PROBLEM DETAILS →
Every entry that follows needs to be repeated exactly.

DATASET CONTENT →
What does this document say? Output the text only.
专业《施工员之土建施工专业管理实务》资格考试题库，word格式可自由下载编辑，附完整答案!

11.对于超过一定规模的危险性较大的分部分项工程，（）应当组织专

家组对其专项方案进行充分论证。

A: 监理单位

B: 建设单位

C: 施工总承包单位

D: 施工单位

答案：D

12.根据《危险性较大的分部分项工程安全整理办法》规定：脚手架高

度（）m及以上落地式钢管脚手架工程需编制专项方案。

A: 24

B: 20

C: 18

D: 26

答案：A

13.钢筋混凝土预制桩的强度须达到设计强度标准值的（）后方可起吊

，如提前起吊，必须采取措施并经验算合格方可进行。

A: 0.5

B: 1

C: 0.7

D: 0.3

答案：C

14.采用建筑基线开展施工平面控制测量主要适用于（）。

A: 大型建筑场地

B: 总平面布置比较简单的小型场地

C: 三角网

ANSWER TO THE EXERCISE →
What does this document say? Output the text only.
专业《施工员之土建施工专业管理实务》资格考试题库，word格式可自由下载编辑，附完整答案!

11.对于超过一定规模的危险性较大的分部分项工程，（）应当组织专

家组对其专项方案进行充分论证。

A: 监理单位

B: 建设单位

C: 施工总承包单位

D: 施工单位

答案：D

12.根据《危险性较大的分部分项工程安全整理办法》规定：脚手架高

度（）m及以上落地式钢管脚手架工程需编制专项方案。

A: 24

B: 20

C: 18

D: 26

答案：A

13.钢筋混凝土预制桩的强度须达到设计强度标准值的（）后方可起吊

，如提前起吊，必须采取措施并经验算合格方可进行。

A: 0.5

B: 1

C: 0.7

D: 0.3

答案：C

14.采用建筑基线开展施工平面控制测量主要适用于（）。

A: 大型建筑场地

B: 总平面布置比较简单的小型场地

C: 三角网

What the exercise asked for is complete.